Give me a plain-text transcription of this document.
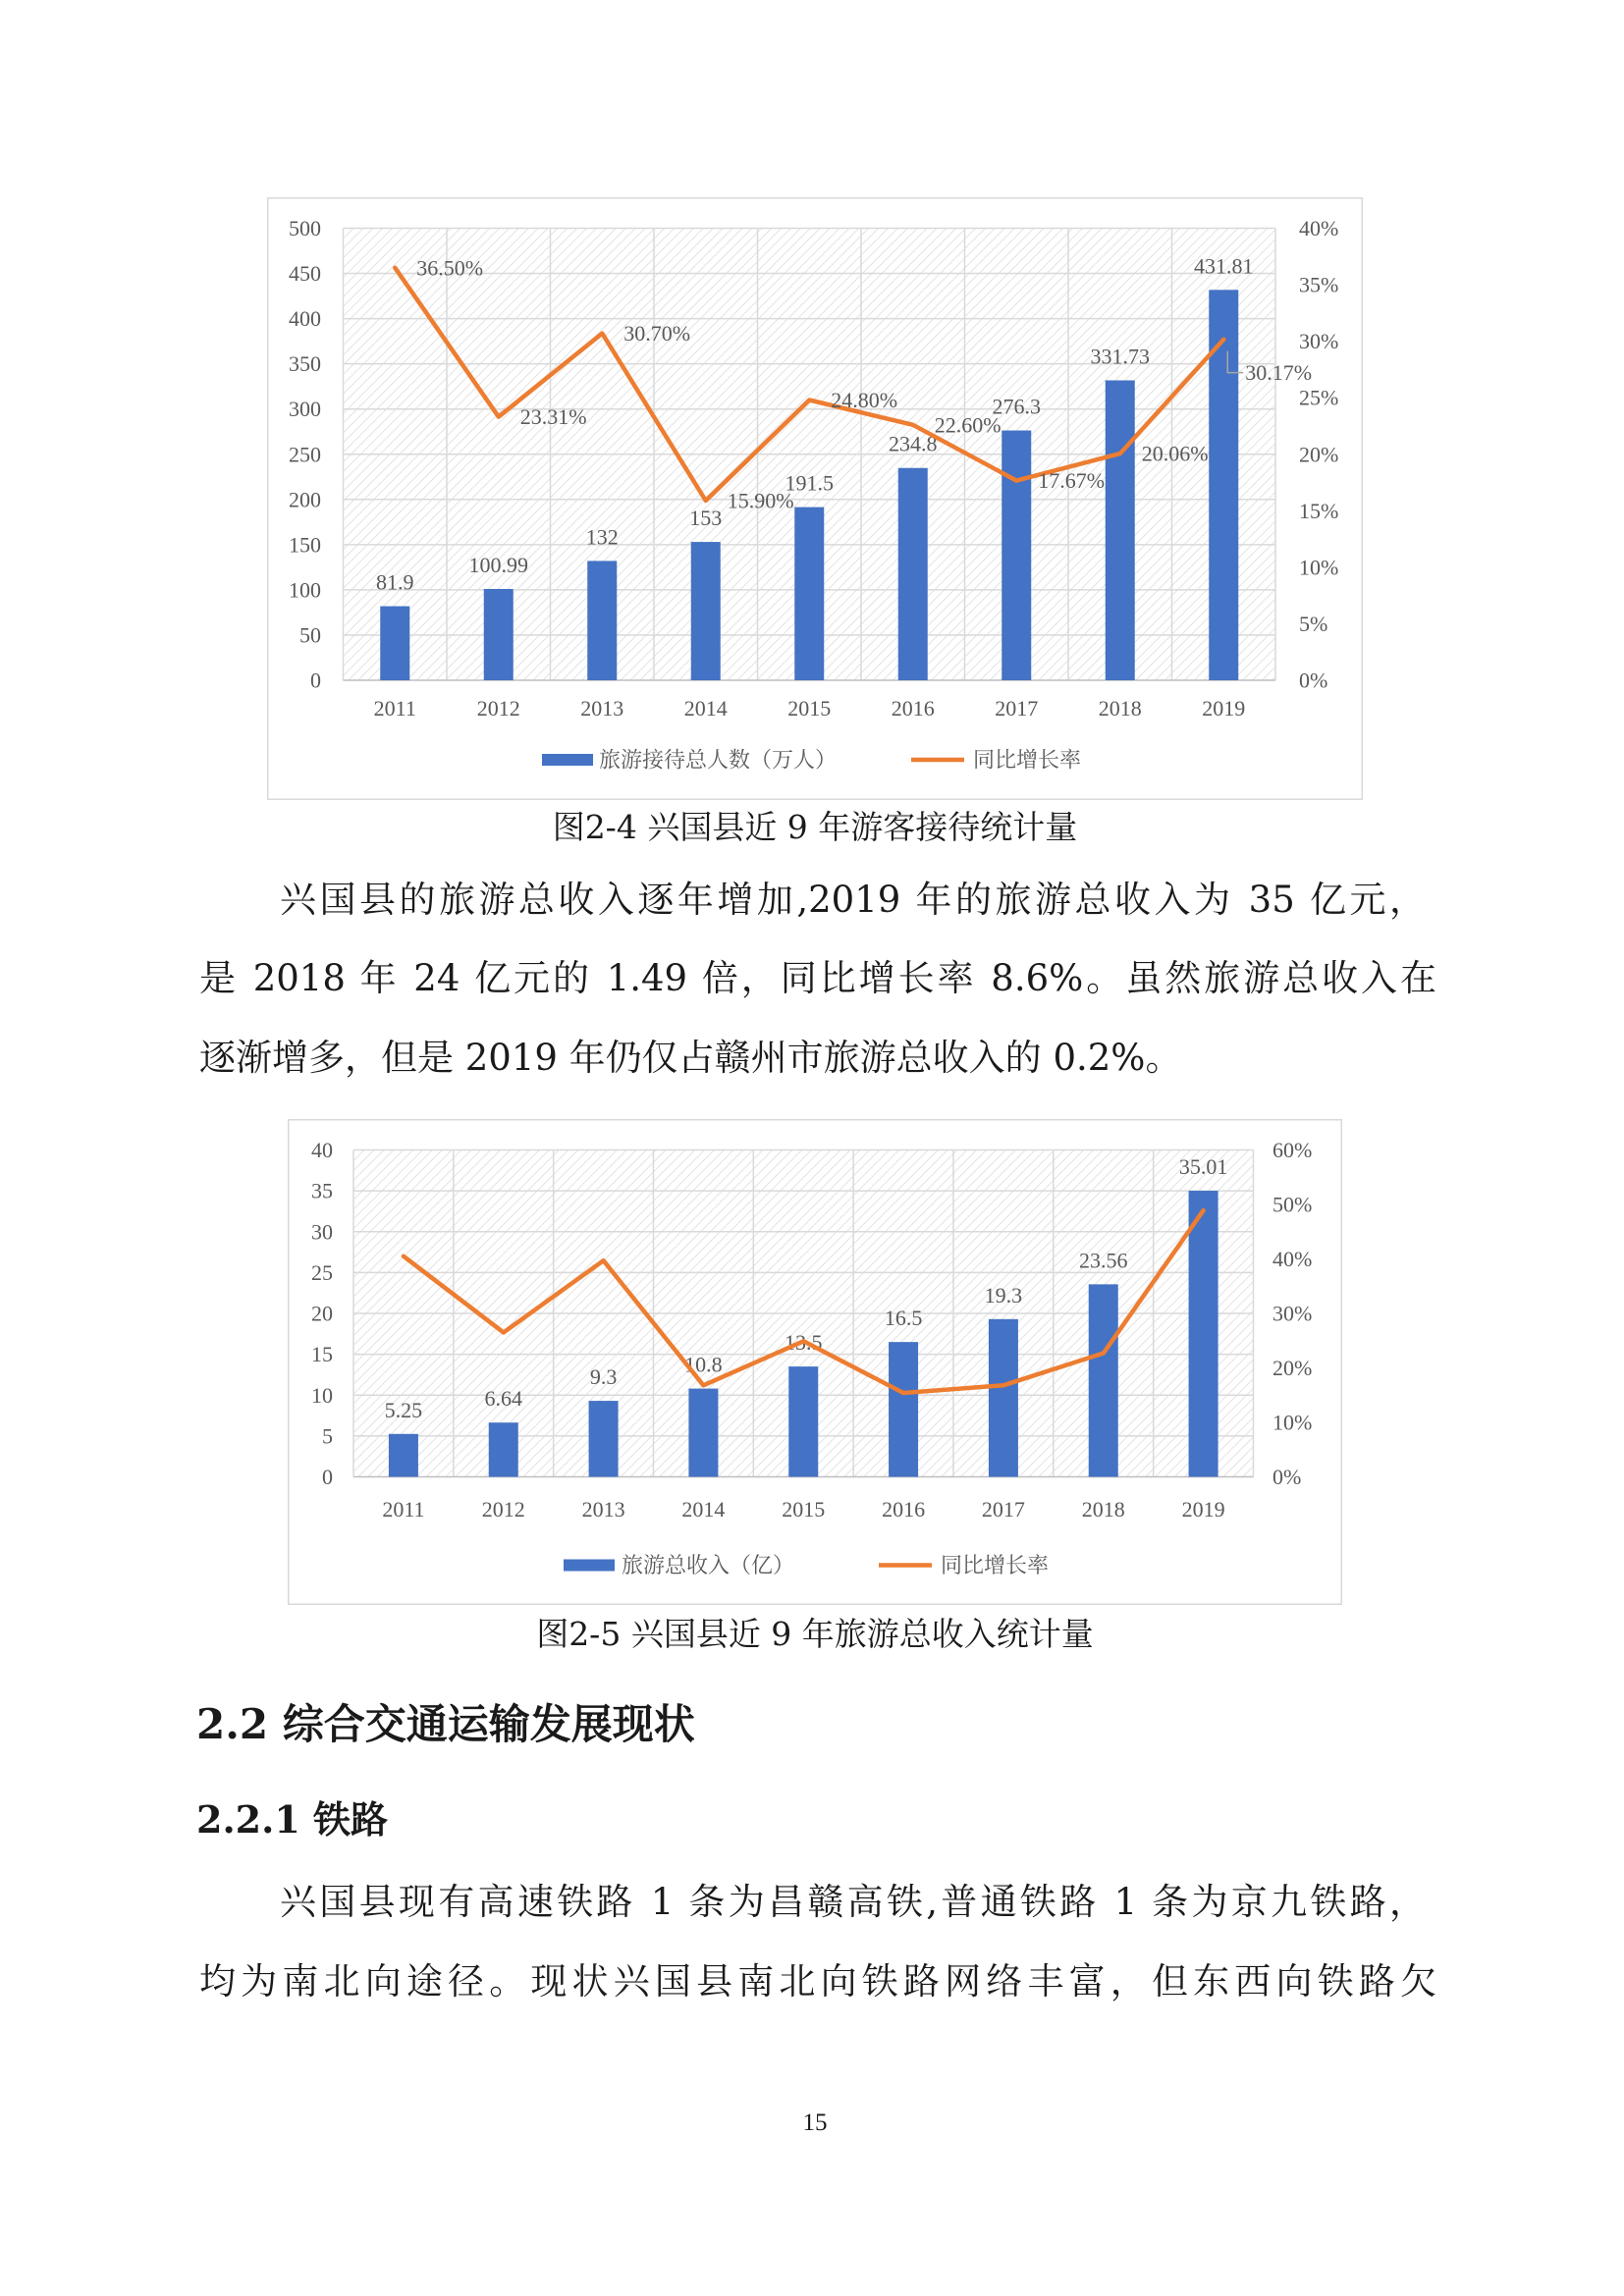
0
50
100
150
200
250
300
350
400
450
500
0%
5%
10%
15%
20%
25%
30%
35%
40%
2011	2012	2013	2014	2015	2016	2017	2018	2019
81.9
100.99
132
153
191.5
234.8
276.3
331.73
431.81
36.50%
23.31%
30.70%
15.90%
24.80%
22.60%
17.67%
20.06%
30.17%
旅游接待总人数（万人）	同比增长率
图2-4 兴国县近 9 年游客接待统计量
兴国县的旅游总收入逐年增加,2019 年的旅游总收入为 35 亿元，
是 2018 年 24 亿元的 1.49 倍，同比增长率 8.6%。虽然旅游总收入在
逐渐增多，但是 2019 年仍仅占赣州市旅游总收入的 0.2%。
0
5
10
15
20
25
30
35
40
0%
10%
20%
30%
40%
50%
60%
2011	2012	2013	2014	2015	2016	2017	2018	2019
5.25	6.64
9.3	10.8
13.5
16.5
19.3
23.56
35.01
旅游总收入（亿）	同比增长率
图2-5 兴国县近 9 年旅游总收入统计量
2.2 综合交通运输发展现状
2.2.1 铁路
兴国县现有高速铁路 1 条为昌赣高铁,普通铁路 1 条为京九铁路，
均为南北向途径。现状兴国县南北向铁路网络丰富，但东西向铁路欠
15
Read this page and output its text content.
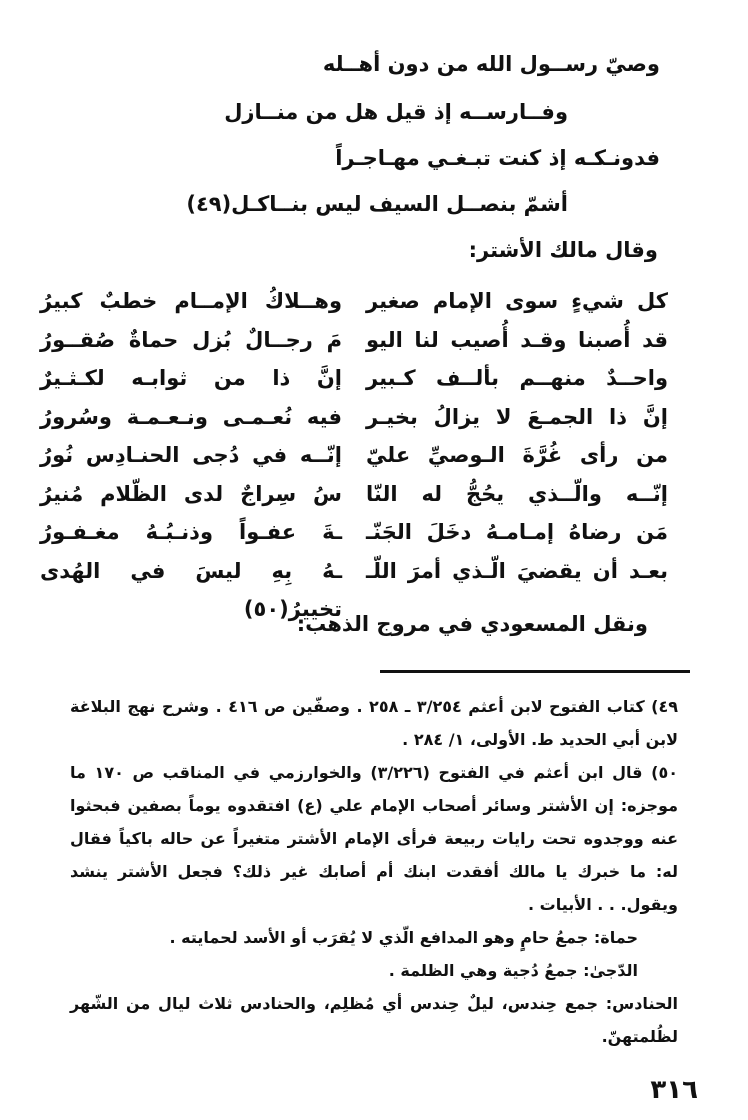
وصيّ رســول الله من دون أهــله
وفــارســه إذ قيل هل من منــازل
فدونـكـه إذ كنت تبـغـي مهـاجـراً
أشمّ بنصــل السيف ليس بنــاكـل(٤٩)
وقال مالك الأشتر:
كل شيءٍ سوى الإمام صغير
وهــلاكُ الإمــام خطبٌ كبيرُ
قد أُصبنا وقـد أُصيب لنا اليو
مَ رجــالٌ بُزل حماةٌ صُقــورُ
واحــدٌ منهــم بألــف كـبير
إنَّ ذا من ثوابـه لكـثـيرٌ
إنَّ ذا الجمـعَ لا يزالُ بخيـر
فيه نُعـمـى ونـعـمـة وسُرورُ
من رأى غُرَّةَ الـوصيِّ عليّ
إنّــه في دُجى الحنـادِس نُورُ
إنّــه والّــذي يحُجُّ له النّا
سُ سِراجٌ لدى الظّلام مُنيرُ
مَن رضاهُ إمـامـهُ دخَلَ الجَنّـ
ـةَ عفـواً وذنـبُـهُ مغـفـورُ
بعـد أن يقضيَ الّـذي أمرَ اللّـ
ـهُ بِهِ ليسَ في الهُدى تخييرُ(٥٠)
ونقل المسعودي في مروج الذهب:
٤٩) كتاب الفتوح لابن أعثم ٣/٢٥٤ ـ ٢٥٨ . وصفّين ص ٤١٦ . وشرح نهج البلاغة لابن أبي الحديد ط. الأولى، ١/ ٢٨٤ .
٥٠) قال ابن أعثم في الفتوح (٣/٢٢٦) والخوارزمي في المناقب ص ١٧٠ ما موجزه: إن الأشتر وسائر أصحاب الإمام علي (ع) افتقدوه يوماً بصفين فبحثوا عنه ووجدوه تحت رايات ربيعة فرأى الإمام الأشتر متغيراً عن حاله باكياً فقال له: ما خبرك يا مالك أفقدت ابنك أم أصابك غير ذلك؟ فجعل الأشتر ينشد ويقول. . . الأبيات .
حماة: جمعُ حامٍ وهو المدافع الّذي لا يُقرَب أو الأسد لحمايته .
الدّجىٰ: جمعُ دُجية وهي الظلمة .
الحنادس: جمع حِندس، ليلٌ حِندس أي مُظلِم، والحنادس ثلاث ليال من الشّهر لظُلمتهنّ.
٣١٦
───
### What the task asks
Write the entries above out in full, exactly, with no images.

### Exercise answer
Give me a plain-text transcription of this document.
0
50
100
150
200
250
300
350
400
450
500
0%
5%
10%
15%
20%
25%
30%
35%
40%
2011	2012	2013	2014	2015	2016	2017	2018	2019
81.9
100.99
132
153
191.5
234.8
276.3
331.73
431.81
36.50%
23.31%
30.70%
15.90%
24.80%
22.60%
17.67%
20.06%
30.17%
旅游接待总人数（万人）	同比增长率
图2-4 兴国县近 9 年游客接待统计量
兴国县的旅游总收入逐年增加,2019 年的旅游总收入为 35 亿元，
是 2018 年 24 亿元的 1.49 倍，同比增长率 8.6%。虽然旅游总收入在
逐渐增多，但是 2019 年仍仅占赣州市旅游总收入的 0.2%。
0
5
10
15
20
25
30
35
40
0%
10%
20%
30%
40%
50%
60%
2011	2012	2013	2014	2015	2016	2017	2018	2019
5.25	6.64
9.3	10.8
13.5
16.5
19.3
23.56
35.01
旅游总收入（亿）	同比增长率
图2-5 兴国县近 9 年旅游总收入统计量
2.2 综合交通运输发展现状
2.2.1 铁路
兴国县现有高速铁路 1 条为昌赣高铁,普通铁路 1 条为京九铁路，
均为南北向途径。现状兴国县南北向铁路网络丰富，但东西向铁路欠
15
Read this page and output its text content.
وصيّ رســول الله من دون أهــله
وفــارســه إذ قيل هل من منــازل
فدونـكـه إذ كنت تبـغـي مهـاجـراً
أشمّ بنصــل السيف ليس بنــاكـل(٤٩)
وقال مالك الأشتر:
كل شيءٍ سوى الإمام صغير
وهــلاكُ الإمــام خطبٌ كبيرُ
قد أُصبنا وقـد أُصيب لنا اليو
مَ رجــالٌ بُزل حماةٌ صُقــورُ
واحــدٌ منهــم بألــف كـبير
إنَّ ذا من ثوابـه لكـثـيرٌ
إنَّ ذا الجمـعَ لا يزالُ بخيـر
فيه نُعـمـى ونـعـمـة وسُرورُ
من رأى غُرَّةَ الـوصيِّ عليّ
إنّــه في دُجى الحنـادِس نُورُ
إنّــه والّــذي يحُجُّ له النّا
سُ سِراجٌ لدى الظّلام مُنيرُ
مَن رضاهُ إمـامـهُ دخَلَ الجَنّـ
ـةَ عفـواً وذنـبُـهُ مغـفـورُ
بعـد أن يقضيَ الّـذي أمرَ اللّـ
ـهُ بِهِ ليسَ في الهُدى تخييرُ(٥٠)
ونقل المسعودي في مروج الذهب:
٤٩) كتاب الفتوح لابن أعثم ٣/٢٥٤ ـ ٢٥٨ . وصفّين ص ٤١٦ . وشرح نهج البلاغة لابن أبي الحديد ط. الأولى، ١/ ٢٨٤ .
٥٠) قال ابن أعثم في الفتوح (٣/٢٢٦) والخوارزمي في المناقب ص ١٧٠ ما موجزه: إن الأشتر وسائر أصحاب الإمام علي (ع) افتقدوه يوماً بصفين فبحثوا عنه ووجدوه تحت رايات ربيعة فرأى الإمام الأشتر متغيراً عن حاله باكياً فقال له: ما خبرك يا مالك أفقدت ابنك أم أصابك غير ذلك؟ فجعل الأشتر ينشد ويقول. . . الأبيات .
حماة: جمعُ حامٍ وهو المدافع الّذي لا يُقرَب أو الأسد لحمايته .
الدّجىٰ: جمعُ دُجية وهي الظلمة .
الحنادس: جمع حِندس، ليلٌ حِندس أي مُظلِم، والحنادس ثلاث ليال من الشّهر لظُلمتهنّ.
٣١٦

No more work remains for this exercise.